Start of RECORDS PROVIDED

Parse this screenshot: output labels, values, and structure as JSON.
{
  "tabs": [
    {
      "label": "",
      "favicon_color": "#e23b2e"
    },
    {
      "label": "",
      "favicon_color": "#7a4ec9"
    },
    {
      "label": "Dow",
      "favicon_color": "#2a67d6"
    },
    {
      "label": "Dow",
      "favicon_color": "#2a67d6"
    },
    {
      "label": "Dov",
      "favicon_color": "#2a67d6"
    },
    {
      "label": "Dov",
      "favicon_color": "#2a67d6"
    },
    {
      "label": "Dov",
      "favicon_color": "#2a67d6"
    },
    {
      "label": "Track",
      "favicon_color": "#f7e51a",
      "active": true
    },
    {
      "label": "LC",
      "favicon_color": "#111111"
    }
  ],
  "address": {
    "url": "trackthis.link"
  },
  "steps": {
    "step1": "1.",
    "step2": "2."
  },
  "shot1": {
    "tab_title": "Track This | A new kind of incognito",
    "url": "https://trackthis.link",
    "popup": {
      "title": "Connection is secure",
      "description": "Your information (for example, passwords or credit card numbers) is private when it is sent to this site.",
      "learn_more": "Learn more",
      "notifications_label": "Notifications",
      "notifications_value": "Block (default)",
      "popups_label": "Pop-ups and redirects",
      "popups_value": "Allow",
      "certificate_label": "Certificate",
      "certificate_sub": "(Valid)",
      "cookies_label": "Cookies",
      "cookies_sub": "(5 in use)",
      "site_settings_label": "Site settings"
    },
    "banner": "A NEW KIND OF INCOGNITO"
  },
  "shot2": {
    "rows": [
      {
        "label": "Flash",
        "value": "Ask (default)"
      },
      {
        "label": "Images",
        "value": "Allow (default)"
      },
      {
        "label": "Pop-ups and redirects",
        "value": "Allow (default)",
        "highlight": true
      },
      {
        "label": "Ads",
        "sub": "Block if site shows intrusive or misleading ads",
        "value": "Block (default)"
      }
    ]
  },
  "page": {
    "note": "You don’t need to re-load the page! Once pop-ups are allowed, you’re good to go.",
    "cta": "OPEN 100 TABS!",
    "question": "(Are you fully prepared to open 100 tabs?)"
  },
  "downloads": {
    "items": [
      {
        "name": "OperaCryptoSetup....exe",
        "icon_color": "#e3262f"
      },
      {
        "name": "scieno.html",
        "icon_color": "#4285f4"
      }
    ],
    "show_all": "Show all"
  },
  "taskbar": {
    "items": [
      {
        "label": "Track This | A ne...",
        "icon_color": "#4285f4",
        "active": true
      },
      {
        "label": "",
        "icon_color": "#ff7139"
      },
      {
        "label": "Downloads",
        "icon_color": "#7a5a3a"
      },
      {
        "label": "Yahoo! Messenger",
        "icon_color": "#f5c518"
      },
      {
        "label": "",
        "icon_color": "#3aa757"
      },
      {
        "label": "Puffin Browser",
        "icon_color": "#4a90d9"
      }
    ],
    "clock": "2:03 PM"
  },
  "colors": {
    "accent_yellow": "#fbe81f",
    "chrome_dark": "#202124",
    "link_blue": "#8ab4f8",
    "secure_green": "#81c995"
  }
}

End of RECORDS PROVIDED

* SET PROBLEM:
Set every line of the listing down word for word.

* SOLVED PROBLEM:
Parse this screenshot: output labels, values, and structure as JSON.
{
  "tabs": [
    {
      "label": "",
      "favicon_color": "#e23b2e"
    },
    {
      "label": "",
      "favicon_color": "#7a4ec9"
    },
    {
      "label": "Dow",
      "favicon_color": "#2a67d6"
    },
    {
      "label": "Dow",
      "favicon_color": "#2a67d6"
    },
    {
      "label": "Dov",
      "favicon_color": "#2a67d6"
    },
    {
      "label": "Dov",
      "favicon_color": "#2a67d6"
    },
    {
      "label": "Dov",
      "favicon_color": "#2a67d6"
    },
    {
      "label": "Track",
      "favicon_color": "#f7e51a",
      "active": true
    },
    {
      "label": "LC",
      "favicon_color": "#111111"
    }
  ],
  "address": {
    "url": "trackthis.link"
  },
  "steps": {
    "step1": "1.",
    "step2": "2."
  },
  "shot1": {
    "tab_title": "Track This | A new kind of incognito",
    "url": "https://trackthis.link",
    "popup": {
      "title": "Connection is secure",
      "description": "Your information (for example, passwords or credit card numbers) is private when it is sent to this site.",
      "learn_more": "Learn more",
      "notifications_label": "Notifications",
      "notifications_value": "Block (default)",
      "popups_label": "Pop-ups and redirects",
      "popups_value": "Allow",
      "certificate_label": "Certificate",
      "certificate_sub": "(Valid)",
      "cookies_label": "Cookies",
      "cookies_sub": "(5 in use)",
      "site_settings_label": "Site settings"
    },
    "banner": "A NEW KIND OF INCOGNITO"
  },
  "shot2": {
    "rows": [
      {
        "label": "Flash",
        "value": "Ask (default)"
      },
      {
        "label": "Images",
        "value": "Allow (default)"
      },
      {
        "label": "Pop-ups and redirects",
        "value": "Allow (default)",
        "highlight": true
      },
      {
        "label": "Ads",
        "sub": "Block if site shows intrusive or misleading ads",
        "value": "Block (default)"
      }
    ]
  },
  "page": {
    "note": "You don’t need to re-load the page! Once pop-ups are allowed, you’re good to go.",
    "cta": "OPEN 100 TABS!",
    "question": "(Are you fully prepared to open 100 tabs?)"
  },
  "downloads": {
    "items": [
      {
        "name": "OperaCryptoSetup....exe",
        "icon_color": "#e3262f"
      },
      {
        "name": "scieno.html",
        "icon_color": "#4285f4"
      }
    ],
    "show_all": "Show all"
  },
  "taskbar": {
    "items": [
      {
        "label": "Track This | A ne...",
        "icon_color": "#4285f4",
        "active": true
      },
      {
        "label": "",
        "icon_color": "#ff7139"
      },
      {
        "label": "Downloads",
        "icon_color": "#7a5a3a"
      },
      {
        "label": "Yahoo! Messenger",
        "icon_color": "#f5c518"
      },
      {
        "label": "",
        "icon_color": "#3aa757"
      },
      {
        "label": "Puffin Browser",
        "icon_color": "#4a90d9"
      }
    ],
    "clock": "2:03 PM"
  },
  "colors": {
    "accent_yellow": "#fbe81f",
    "chrome_dark": "#202124",
    "link_blue": "#8ab4f8",
    "secure_green": "#81c995"
  }
}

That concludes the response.